[Source data]

**********

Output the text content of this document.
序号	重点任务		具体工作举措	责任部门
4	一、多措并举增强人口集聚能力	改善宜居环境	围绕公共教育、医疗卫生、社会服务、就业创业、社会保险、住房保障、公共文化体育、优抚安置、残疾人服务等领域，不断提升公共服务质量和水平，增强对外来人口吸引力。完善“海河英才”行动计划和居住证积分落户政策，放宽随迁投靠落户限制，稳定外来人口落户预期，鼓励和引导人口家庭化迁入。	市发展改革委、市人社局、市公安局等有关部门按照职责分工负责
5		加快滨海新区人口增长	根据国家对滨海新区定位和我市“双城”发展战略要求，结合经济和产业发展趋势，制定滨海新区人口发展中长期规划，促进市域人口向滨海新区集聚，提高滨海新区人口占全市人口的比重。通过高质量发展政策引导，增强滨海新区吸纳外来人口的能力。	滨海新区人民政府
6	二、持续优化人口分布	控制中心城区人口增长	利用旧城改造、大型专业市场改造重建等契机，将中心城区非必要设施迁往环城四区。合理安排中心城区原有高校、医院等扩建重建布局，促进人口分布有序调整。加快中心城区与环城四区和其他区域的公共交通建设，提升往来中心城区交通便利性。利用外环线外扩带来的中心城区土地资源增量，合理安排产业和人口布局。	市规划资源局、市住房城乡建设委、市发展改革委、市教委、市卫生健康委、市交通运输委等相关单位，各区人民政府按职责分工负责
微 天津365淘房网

**********

* [WHAT IS BEING ASKED] From the records above, extract everything verbatim.

* [SOLUTION TO THIS EXERCISE]
Output the text content of this document.
序号	重点任务		具体工作举措	责任部门
4	一、多措并举增强人口集聚能力	改善宜居环境	围绕公共教育、医疗卫生、社会服务、就业创业、社会保险、住房保障、公共文化体育、优抚安置、残疾人服务等领域，不断提升公共服务质量和水平，增强对外来人口吸引力。完善“海河英才”行动计划和居住证积分落户政策，放宽随迁投靠落户限制，稳定外来人口落户预期，鼓励和引导人口家庭化迁入。	市发展改革委、市人社局、市公安局等有关部门按照职责分工负责
5		加快滨海新区人口增长	根据国家对滨海新区定位和我市“双城”发展战略要求，结合经济和产业发展趋势，制定滨海新区人口发展中长期规划，促进市域人口向滨海新区集聚，提高滨海新区人口占全市人口的比重。通过高质量发展政策引导，增强滨海新区吸纳外来人口的能力。	滨海新区人民政府
6	二、持续优化人口分布	控制中心城区人口增长	利用旧城改造、大型专业市场改造重建等契机，将中心城区非必要设施迁往环城四区。合理安排中心城区原有高校、医院等扩建重建布局，促进人口分布有序调整。加快中心城区与环城四区和其他区域的公共交通建设，提升往来中心城区交通便利性。利用外环线外扩带来的中心城区土地资源增量，合理安排产业和人口布局。	市规划资源局、市住房城乡建设委、市发展改革委、市教委、市卫生健康委、市交通运输委等相关单位，各区人民政府按职责分工负责
微 天津365淘房网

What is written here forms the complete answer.